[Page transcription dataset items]
-*-

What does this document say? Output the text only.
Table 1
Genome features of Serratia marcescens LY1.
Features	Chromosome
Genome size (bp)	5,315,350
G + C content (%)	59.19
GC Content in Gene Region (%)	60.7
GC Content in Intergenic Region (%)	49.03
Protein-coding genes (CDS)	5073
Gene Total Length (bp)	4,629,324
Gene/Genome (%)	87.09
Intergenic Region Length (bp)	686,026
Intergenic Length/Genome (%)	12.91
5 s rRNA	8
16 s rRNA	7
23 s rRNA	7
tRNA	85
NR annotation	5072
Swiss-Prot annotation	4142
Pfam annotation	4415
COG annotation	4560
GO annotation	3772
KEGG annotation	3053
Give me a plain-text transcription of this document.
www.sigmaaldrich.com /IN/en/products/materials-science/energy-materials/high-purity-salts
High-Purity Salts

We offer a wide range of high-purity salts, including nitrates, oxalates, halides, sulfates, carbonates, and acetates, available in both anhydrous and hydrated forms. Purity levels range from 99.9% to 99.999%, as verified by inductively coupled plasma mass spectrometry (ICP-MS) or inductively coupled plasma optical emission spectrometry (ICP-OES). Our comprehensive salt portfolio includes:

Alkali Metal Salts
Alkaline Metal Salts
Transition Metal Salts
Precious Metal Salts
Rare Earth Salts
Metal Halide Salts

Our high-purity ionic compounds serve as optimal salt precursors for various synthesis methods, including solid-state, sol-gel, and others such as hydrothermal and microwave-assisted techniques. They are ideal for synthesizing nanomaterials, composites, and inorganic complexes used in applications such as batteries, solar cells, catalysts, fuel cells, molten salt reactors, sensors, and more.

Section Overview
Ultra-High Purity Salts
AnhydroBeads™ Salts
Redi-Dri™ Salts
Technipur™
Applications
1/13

-*-

◆ REQUIRED WORK ◆
For every line of the records that has the word "Genome" in it, make a copy.

◆ SOLUTION TO THE EXERCISE ◆
Genome features of Serratia marcescens LY1.
Genome size (bp)	5,315,350
Gene/Genome (%)	87.09
Intergenic Length/Genome (%)	12.91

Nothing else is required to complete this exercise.